# DATA SHOWN:
((
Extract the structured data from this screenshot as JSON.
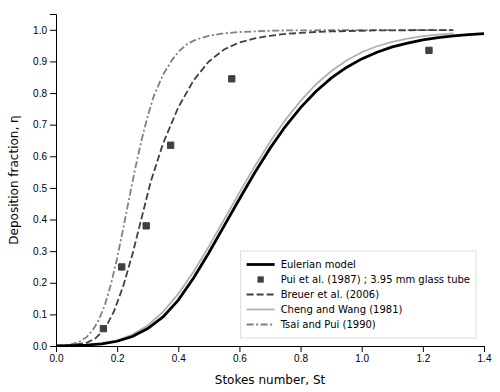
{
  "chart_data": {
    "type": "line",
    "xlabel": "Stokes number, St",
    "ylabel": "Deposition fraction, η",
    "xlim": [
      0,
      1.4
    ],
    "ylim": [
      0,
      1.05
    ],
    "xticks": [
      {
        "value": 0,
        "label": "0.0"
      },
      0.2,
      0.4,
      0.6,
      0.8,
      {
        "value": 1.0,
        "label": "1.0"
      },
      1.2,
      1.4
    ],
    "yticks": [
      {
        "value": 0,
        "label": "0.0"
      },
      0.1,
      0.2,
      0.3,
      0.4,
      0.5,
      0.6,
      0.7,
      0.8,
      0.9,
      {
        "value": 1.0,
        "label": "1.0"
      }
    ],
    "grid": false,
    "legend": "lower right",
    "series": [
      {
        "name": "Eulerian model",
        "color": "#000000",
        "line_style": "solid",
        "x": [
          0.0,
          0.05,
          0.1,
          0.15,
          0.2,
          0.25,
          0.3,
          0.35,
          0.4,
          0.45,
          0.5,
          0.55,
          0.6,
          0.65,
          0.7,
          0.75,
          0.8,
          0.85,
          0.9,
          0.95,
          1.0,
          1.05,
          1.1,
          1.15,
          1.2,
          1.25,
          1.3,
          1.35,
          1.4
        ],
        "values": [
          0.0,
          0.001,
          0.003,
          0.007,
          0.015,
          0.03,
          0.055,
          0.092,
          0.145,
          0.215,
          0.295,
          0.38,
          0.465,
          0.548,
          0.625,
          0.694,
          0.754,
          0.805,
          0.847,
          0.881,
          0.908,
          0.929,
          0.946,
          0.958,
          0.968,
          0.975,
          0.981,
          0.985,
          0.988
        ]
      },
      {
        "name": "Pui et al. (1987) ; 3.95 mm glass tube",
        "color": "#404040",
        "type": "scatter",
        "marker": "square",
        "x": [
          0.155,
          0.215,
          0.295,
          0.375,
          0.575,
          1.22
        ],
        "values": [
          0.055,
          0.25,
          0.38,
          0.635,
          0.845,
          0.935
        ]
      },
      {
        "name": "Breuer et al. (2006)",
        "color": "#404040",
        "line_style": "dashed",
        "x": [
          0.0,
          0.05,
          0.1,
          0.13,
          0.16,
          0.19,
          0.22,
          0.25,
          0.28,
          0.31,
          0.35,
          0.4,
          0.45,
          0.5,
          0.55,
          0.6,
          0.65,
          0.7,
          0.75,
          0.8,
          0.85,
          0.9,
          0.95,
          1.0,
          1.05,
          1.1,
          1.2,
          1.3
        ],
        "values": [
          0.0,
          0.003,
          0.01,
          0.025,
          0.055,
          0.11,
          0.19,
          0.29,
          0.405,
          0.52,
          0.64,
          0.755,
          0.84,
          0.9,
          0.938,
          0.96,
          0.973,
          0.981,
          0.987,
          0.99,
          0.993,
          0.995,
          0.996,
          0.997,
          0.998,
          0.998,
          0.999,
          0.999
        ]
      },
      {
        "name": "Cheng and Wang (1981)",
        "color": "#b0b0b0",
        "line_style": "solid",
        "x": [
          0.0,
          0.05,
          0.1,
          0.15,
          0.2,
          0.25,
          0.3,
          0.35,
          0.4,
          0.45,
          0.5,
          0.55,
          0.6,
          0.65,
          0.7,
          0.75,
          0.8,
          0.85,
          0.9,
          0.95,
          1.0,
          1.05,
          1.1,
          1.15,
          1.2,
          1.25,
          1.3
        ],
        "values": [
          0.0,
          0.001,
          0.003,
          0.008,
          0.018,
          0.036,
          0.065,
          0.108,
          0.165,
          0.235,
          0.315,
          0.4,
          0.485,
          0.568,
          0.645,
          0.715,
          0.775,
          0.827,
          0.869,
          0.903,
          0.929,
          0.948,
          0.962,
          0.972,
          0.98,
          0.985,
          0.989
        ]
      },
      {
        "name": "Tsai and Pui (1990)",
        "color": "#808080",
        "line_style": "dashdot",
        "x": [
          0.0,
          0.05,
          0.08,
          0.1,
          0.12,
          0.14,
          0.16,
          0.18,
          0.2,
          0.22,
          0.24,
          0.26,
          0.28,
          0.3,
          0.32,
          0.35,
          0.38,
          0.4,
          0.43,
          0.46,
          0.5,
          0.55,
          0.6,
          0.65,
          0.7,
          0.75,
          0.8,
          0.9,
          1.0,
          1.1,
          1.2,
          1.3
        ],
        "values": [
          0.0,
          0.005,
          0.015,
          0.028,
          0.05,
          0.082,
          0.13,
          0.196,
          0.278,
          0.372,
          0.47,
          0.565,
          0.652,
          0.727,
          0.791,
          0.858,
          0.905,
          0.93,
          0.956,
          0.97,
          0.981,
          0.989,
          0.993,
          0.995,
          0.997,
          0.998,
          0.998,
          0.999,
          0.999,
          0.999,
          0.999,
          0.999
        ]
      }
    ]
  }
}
))
# EXERCISE OBJECTIVE:
Do not include images; quote all of the entries above exactly.

# SOLUTION FOR THIS EXERCISE:
Extract the structured data from this screenshot as JSON.
{
  "chart_data": {
    "type": "line",
    "xlabel": "Stokes number, St",
    "ylabel": "Deposition fraction, η",
    "xlim": [
      0,
      1.4
    ],
    "ylim": [
      0,
      1.05
    ],
    "xticks": [
      {
        "value": 0,
        "label": "0.0"
      },
      0.2,
      0.4,
      0.6,
      0.8,
      {
        "value": 1.0,
        "label": "1.0"
      },
      1.2,
      1.4
    ],
    "yticks": [
      {
        "value": 0,
        "label": "0.0"
      },
      0.1,
      0.2,
      0.3,
      0.4,
      0.5,
      0.6,
      0.7,
      0.8,
      0.9,
      {
        "value": 1.0,
        "label": "1.0"
      }
    ],
    "grid": false,
    "legend": "lower right",
    "series": [
      {
        "name": "Eulerian model",
        "color": "#000000",
        "line_style": "solid",
        "x": [
          0.0,
          0.05,
          0.1,
          0.15,
          0.2,
          0.25,
          0.3,
          0.35,
          0.4,
          0.45,
          0.5,
          0.55,
          0.6,
          0.65,
          0.7,
          0.75,
          0.8,
          0.85,
          0.9,
          0.95,
          1.0,
          1.05,
          1.1,
          1.15,
          1.2,
          1.25,
          1.3,
          1.35,
          1.4
        ],
        "values": [
          0.0,
          0.001,
          0.003,
          0.007,
          0.015,
          0.03,
          0.055,
          0.092,
          0.145,
          0.215,
          0.295,
          0.38,
          0.465,
          0.548,
          0.625,
          0.694,
          0.754,
          0.805,
          0.847,
          0.881,
          0.908,
          0.929,
          0.946,
          0.958,
          0.968,
          0.975,
          0.981,
          0.985,
          0.988
        ]
      },
      {
        "name": "Pui et al. (1987) ; 3.95 mm glass tube",
        "color": "#404040",
        "type": "scatter",
        "marker": "square",
        "x": [
          0.155,
          0.215,
          0.295,
          0.375,
          0.575,
          1.22
        ],
        "values": [
          0.055,
          0.25,
          0.38,
          0.635,
          0.845,
          0.935
        ]
      },
      {
        "name": "Breuer et al. (2006)",
        "color": "#404040",
        "line_style": "dashed",
        "x": [
          0.0,
          0.05,
          0.1,
          0.13,
          0.16,
          0.19,
          0.22,
          0.25,
          0.28,
          0.31,
          0.35,
          0.4,
          0.45,
          0.5,
          0.55,
          0.6,
          0.65,
          0.7,
          0.75,
          0.8,
          0.85,
          0.9,
          0.95,
          1.0,
          1.05,
          1.1,
          1.2,
          1.3
        ],
        "values": [
          0.0,
          0.003,
          0.01,
          0.025,
          0.055,
          0.11,
          0.19,
          0.29,
          0.405,
          0.52,
          0.64,
          0.755,
          0.84,
          0.9,
          0.938,
          0.96,
          0.973,
          0.981,
          0.987,
          0.99,
          0.993,
          0.995,
          0.996,
          0.997,
          0.998,
          0.998,
          0.999,
          0.999
        ]
      },
      {
        "name": "Cheng and Wang (1981)",
        "color": "#b0b0b0",
        "line_style": "solid",
        "x": [
          0.0,
          0.05,
          0.1,
          0.15,
          0.2,
          0.25,
          0.3,
          0.35,
          0.4,
          0.45,
          0.5,
          0.55,
          0.6,
          0.65,
          0.7,
          0.75,
          0.8,
          0.85,
          0.9,
          0.95,
          1.0,
          1.05,
          1.1,
          1.15,
          1.2,
          1.25,
          1.3
        ],
        "values": [
          0.0,
          0.001,
          0.003,
          0.008,
          0.018,
          0.036,
          0.065,
          0.108,
          0.165,
          0.235,
          0.315,
          0.4,
          0.485,
          0.568,
          0.645,
          0.715,
          0.775,
          0.827,
          0.869,
          0.903,
          0.929,
          0.948,
          0.962,
          0.972,
          0.98,
          0.985,
          0.989
        ]
      },
      {
        "name": "Tsai and Pui (1990)",
        "color": "#808080",
        "line_style": "dashdot",
        "x": [
          0.0,
          0.05,
          0.08,
          0.1,
          0.12,
          0.14,
          0.16,
          0.18,
          0.2,
          0.22,
          0.24,
          0.26,
          0.28,
          0.3,
          0.32,
          0.35,
          0.38,
          0.4,
          0.43,
          0.46,
          0.5,
          0.55,
          0.6,
          0.65,
          0.7,
          0.75,
          0.8,
          0.9,
          1.0,
          1.1,
          1.2,
          1.3
        ],
        "values": [
          0.0,
          0.005,
          0.015,
          0.028,
          0.05,
          0.082,
          0.13,
          0.196,
          0.278,
          0.372,
          0.47,
          0.565,
          0.652,
          0.727,
          0.791,
          0.858,
          0.905,
          0.93,
          0.956,
          0.97,
          0.981,
          0.989,
          0.993,
          0.995,
          0.997,
          0.998,
          0.998,
          0.999,
          0.999,
          0.999,
          0.999,
          0.999
        ]
      }
    ]
  }
}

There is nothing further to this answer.